- _Your tasks_
[1] State whether each of the following statements agrees with the Html2PdfConverter FAQ. Answer yes or no, and quote the words of the FAQ that decide it. (a) The component can be used on the free Personal Environment. (b) The author observed that the MSVC-based version runs noticeably faster than the MinGW one. (c) The wkhtmltox.dll file must be uploaded for the Windows version.
[2] Reproduce the part of the Html2PdfConverter FAQ that begins at the words "Q) What version" and ends after the words "saw the difference.", renaming "MSVC" to "Visual C++" throughout.

- _Text segment_

-- BEGIN --

[Html2PdfConverter] Html2PdfConverter FAQ

[Html2PdfConverter] Html2PdfConverter FAQ

  
Forge Component
(46)
Published on 20 Mar by Guilherme Pereira
46 votes
Published on 20 Mar by Guilherme Pereira

Hi Guys,


While helping to maintain this component I’ve got several questions regarding it’s configuration and usage.


The Html2PdfConverter component is a wrapper around the wkhtmltopdf command line tool that generates pdf documents or images based on web pages.

The tool itself comes in two versions: one that is MinGW based (bundles all dlls) on that is MSVC based (and requires installation of MSVC 2013 on the server).

This post is written as a FAQ with the most common questions collected over time and separated by category


Installation/Configuration/Troubleshooting


Q) Does this component work on the free Personal Environment?

A) Yes. It works on both personal and enterprise cloud and also on on premises installations.


Q) What version of wkhtmltopdf should I install?

A) I recommend using the MinGW one. Actually if you’re using a cloud environment (Personal or Enterprise) you have no other choice as you cannot install the dependencies on the machine required by the other version. The MSVC based one it’s supposed to be faster but in practice I never saw the difference.

Note: The lastest stable version of HTML2PDF do not include the MinGW version so for those trying to configure you can use the latest "Bleeding Edge" version.


Q) What binaries should I upload?

A) The binaries for windows include two executables and a few dlls. You should upload each exe (wkhtmlpdf.exe and wkhtmlimage.exe) to the correct places as well as the accompanying dlls. t’s not described anywhere but for the windows version the wkhtmltox.dll is not necessary. I found this by trial and error and it’s a good way to save 50MB on your HD and DB.

-- END --

- _Information shown_
-- BEGIN --

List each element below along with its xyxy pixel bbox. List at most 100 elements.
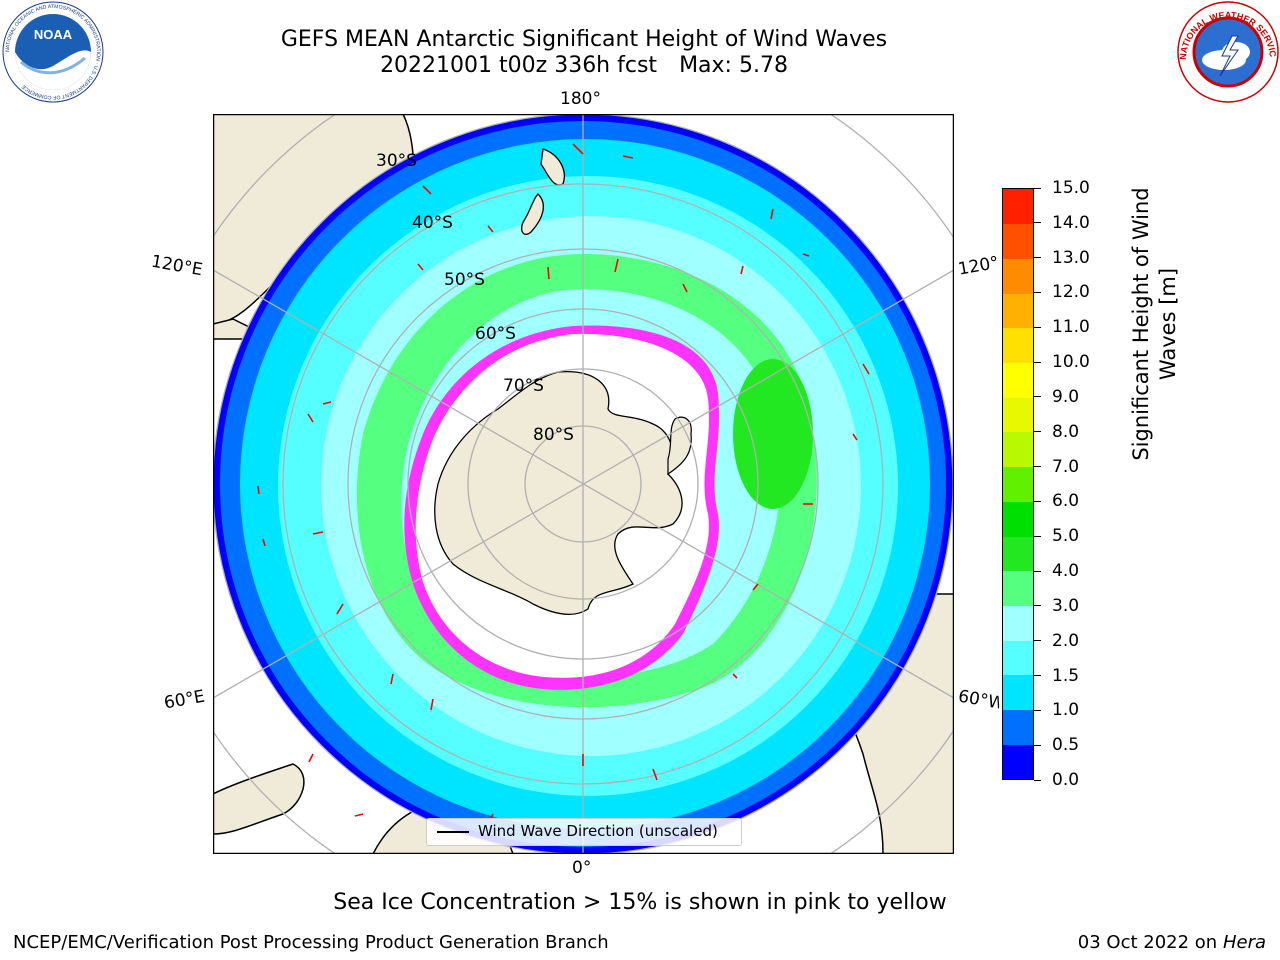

-- END --

- _Results by task_
[1]
(a) Yes: "It works on both personal and enterprise cloud and also on on premises installations."
(b) No: "The MSVC based one it’s supposed to be faster but in practice I never saw the difference."
(c) No: "for the windows version the wkhtmltox.dll is not necessary"

[2]
Q) What version of wkhtmltopdf should I install?

A) I recommend using the MinGW one. Actually if you’re using a cloud environment (Personal or Enterprise) you have no other choice as you cannot install the dependencies on the machine required by the other version. The Visual C++ based one it’s supposed to be faster but in practice I never saw the difference.